(Stored data entries)
>>>
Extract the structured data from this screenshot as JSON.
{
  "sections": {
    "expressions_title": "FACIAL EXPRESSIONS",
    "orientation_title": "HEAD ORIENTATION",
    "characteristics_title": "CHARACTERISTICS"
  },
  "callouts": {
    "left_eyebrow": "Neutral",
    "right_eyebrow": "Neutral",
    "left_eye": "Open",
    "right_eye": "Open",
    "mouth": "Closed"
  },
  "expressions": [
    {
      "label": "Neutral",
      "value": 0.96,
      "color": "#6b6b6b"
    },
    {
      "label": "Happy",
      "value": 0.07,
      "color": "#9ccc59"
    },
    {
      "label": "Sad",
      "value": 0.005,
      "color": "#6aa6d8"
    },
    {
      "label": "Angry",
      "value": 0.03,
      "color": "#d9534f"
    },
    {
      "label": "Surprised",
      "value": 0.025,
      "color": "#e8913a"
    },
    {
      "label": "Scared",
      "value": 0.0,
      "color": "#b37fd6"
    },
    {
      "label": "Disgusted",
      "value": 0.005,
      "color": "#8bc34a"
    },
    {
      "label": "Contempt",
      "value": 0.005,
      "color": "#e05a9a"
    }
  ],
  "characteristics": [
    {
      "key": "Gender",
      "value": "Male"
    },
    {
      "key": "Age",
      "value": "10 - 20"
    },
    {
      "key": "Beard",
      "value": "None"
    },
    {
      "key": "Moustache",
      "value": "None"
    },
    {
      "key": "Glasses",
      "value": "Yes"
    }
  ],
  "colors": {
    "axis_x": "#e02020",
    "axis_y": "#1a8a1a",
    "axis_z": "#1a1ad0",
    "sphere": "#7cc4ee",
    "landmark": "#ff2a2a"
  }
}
<<<
Aim of the task: Repeat the material above in full, keeping every word.

The result:
Extract the structured data from this screenshot as JSON.
{
  "sections": {
    "expressions_title": "FACIAL EXPRESSIONS",
    "orientation_title": "HEAD ORIENTATION",
    "characteristics_title": "CHARACTERISTICS"
  },
  "callouts": {
    "left_eyebrow": "Neutral",
    "right_eyebrow": "Neutral",
    "left_eye": "Open",
    "right_eye": "Open",
    "mouth": "Closed"
  },
  "expressions": [
    {
      "label": "Neutral",
      "value": 0.96,
      "color": "#6b6b6b"
    },
    {
      "label": "Happy",
      "value": 0.07,
      "color": "#9ccc59"
    },
    {
      "label": "Sad",
      "value": 0.005,
      "color": "#6aa6d8"
    },
    {
      "label": "Angry",
      "value": 0.03,
      "color": "#d9534f"
    },
    {
      "label": "Surprised",
      "value": 0.025,
      "color": "#e8913a"
    },
    {
      "label": "Scared",
      "value": 0.0,
      "color": "#b37fd6"
    },
    {
      "label": "Disgusted",
      "value": 0.005,
      "color": "#8bc34a"
    },
    {
      "label": "Contempt",
      "value": 0.005,
      "color": "#e05a9a"
    }
  ],
  "characteristics": [
    {
      "key": "Gender",
      "value": "Male"
    },
    {
      "key": "Age",
      "value": "10 - 20"
    },
    {
      "key": "Beard",
      "value": "None"
    },
    {
      "key": "Moustache",
      "value": "None"
    },
    {
      "key": "Glasses",
      "value": "Yes"
    }
  ],
  "colors": {
    "axis_x": "#e02020",
    "axis_y": "#1a8a1a",
    "axis_z": "#1a1ad0",
    "sphere": "#7cc4ee",
    "landmark": "#ff2a2a"
  }
}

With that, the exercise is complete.